*Requirements:*
Pull every "tiene" line out of the data below.

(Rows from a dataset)
· · ·

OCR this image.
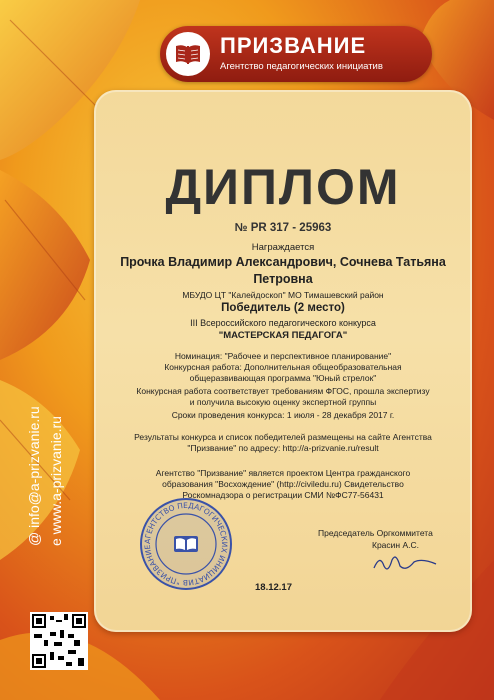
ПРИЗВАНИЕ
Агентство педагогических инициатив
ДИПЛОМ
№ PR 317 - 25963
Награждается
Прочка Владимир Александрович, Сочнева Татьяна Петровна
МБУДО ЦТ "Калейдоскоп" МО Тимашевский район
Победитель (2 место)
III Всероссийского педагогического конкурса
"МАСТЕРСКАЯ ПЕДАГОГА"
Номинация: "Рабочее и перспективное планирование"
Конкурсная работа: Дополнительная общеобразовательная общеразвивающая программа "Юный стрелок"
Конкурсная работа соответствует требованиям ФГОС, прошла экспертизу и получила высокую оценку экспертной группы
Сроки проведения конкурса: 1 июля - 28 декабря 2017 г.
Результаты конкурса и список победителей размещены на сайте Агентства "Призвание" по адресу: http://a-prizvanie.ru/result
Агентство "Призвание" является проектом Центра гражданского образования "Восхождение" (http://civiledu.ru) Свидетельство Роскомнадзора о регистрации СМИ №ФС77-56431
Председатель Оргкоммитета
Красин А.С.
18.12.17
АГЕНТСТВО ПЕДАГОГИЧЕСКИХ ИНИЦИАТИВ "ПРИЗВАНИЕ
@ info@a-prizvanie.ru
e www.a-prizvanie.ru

· · ·

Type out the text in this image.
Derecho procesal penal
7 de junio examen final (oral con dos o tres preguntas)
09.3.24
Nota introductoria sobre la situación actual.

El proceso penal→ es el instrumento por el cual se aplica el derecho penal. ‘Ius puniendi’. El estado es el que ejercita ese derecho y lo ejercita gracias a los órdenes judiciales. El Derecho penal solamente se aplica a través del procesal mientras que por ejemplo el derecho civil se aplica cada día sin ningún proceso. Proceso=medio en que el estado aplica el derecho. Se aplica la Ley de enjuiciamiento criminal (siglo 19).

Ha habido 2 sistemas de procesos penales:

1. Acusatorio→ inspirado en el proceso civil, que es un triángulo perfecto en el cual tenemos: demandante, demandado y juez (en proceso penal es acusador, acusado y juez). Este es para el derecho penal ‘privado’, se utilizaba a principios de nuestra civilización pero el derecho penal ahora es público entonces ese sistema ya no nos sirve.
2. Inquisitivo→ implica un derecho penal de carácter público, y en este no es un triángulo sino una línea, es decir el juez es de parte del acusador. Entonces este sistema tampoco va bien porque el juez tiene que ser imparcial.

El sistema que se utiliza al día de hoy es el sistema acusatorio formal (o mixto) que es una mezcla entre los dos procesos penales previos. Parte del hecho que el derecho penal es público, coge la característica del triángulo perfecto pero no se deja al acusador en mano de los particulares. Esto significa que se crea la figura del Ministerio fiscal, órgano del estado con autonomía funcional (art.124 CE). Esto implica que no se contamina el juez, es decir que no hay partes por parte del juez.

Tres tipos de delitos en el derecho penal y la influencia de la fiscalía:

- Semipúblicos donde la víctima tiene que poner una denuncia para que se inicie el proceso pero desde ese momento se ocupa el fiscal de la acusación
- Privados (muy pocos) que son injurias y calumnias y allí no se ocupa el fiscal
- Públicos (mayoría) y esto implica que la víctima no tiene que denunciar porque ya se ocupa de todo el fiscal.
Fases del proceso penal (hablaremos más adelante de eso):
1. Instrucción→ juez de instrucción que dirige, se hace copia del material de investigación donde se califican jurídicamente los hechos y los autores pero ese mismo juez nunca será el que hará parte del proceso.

· · ·

*The completed task:*
2. Inquisitivo→ implica un derecho penal de carácter público, y en este no es un triángulo sino una línea, es decir el juez es de parte del acusador. Entonces este sistema tampoco va bien porque el juez tiene que ser imparcial.
- Semipúblicos donde la víctima tiene que poner una denuncia para que se inicie el proceso pero desde ese momento se ocupa el fiscal de la acusación
- Públicos (mayoría) y esto implica que la víctima no tiene que denunciar porque ya se ocupa de todo el fiscal.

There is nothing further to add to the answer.